Can you quote the records below in full, word for word?

==== Data lines ====

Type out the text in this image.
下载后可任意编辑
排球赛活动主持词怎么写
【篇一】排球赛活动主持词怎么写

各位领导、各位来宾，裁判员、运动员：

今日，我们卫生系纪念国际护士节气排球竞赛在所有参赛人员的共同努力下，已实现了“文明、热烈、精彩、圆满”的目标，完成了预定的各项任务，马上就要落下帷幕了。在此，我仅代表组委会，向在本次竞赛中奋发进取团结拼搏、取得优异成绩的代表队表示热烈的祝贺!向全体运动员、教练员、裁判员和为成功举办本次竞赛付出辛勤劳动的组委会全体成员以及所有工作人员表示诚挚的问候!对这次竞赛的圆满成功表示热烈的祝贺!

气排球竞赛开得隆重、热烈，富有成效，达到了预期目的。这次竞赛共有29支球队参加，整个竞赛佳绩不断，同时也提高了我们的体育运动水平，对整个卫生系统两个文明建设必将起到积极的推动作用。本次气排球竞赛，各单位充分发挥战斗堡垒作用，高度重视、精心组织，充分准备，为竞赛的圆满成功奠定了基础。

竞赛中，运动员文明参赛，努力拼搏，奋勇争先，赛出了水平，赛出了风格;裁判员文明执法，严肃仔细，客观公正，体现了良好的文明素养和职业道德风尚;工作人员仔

====

Task answer:
Type out the text in this image.
下载后可任意编辑
排球赛活动主持词怎么写
【篇一】排球赛活动主持词怎么写

各位领导、各位来宾，裁判员、运动员：

今日，我们卫生系纪念国际护士节气排球竞赛在所有参赛人员的共同努力下，已实现了“文明、热烈、精彩、圆满”的目标，完成了预定的各项任务，马上就要落下帷幕了。在此，我仅代表组委会，向在本次竞赛中奋发进取团结拼搏、取得优异成绩的代表队表示热烈的祝贺!向全体运动员、教练员、裁判员和为成功举办本次竞赛付出辛勤劳动的组委会全体成员以及所有工作人员表示诚挚的问候!对这次竞赛的圆满成功表示热烈的祝贺!

气排球竞赛开得隆重、热烈，富有成效，达到了预期目的。这次竞赛共有29支球队参加，整个竞赛佳绩不断，同时也提高了我们的体育运动水平，对整个卫生系统两个文明建设必将起到积极的推动作用。本次气排球竞赛，各单位充分发挥战斗堡垒作用，高度重视、精心组织，充分准备，为竞赛的圆满成功奠定了基础。

竞赛中，运动员文明参赛，努力拼搏，奋勇争先，赛出了水平，赛出了风格;裁判员文明执法，严肃仔细，客观公正，体现了良好的文明素养和职业道德风尚;工作人员仔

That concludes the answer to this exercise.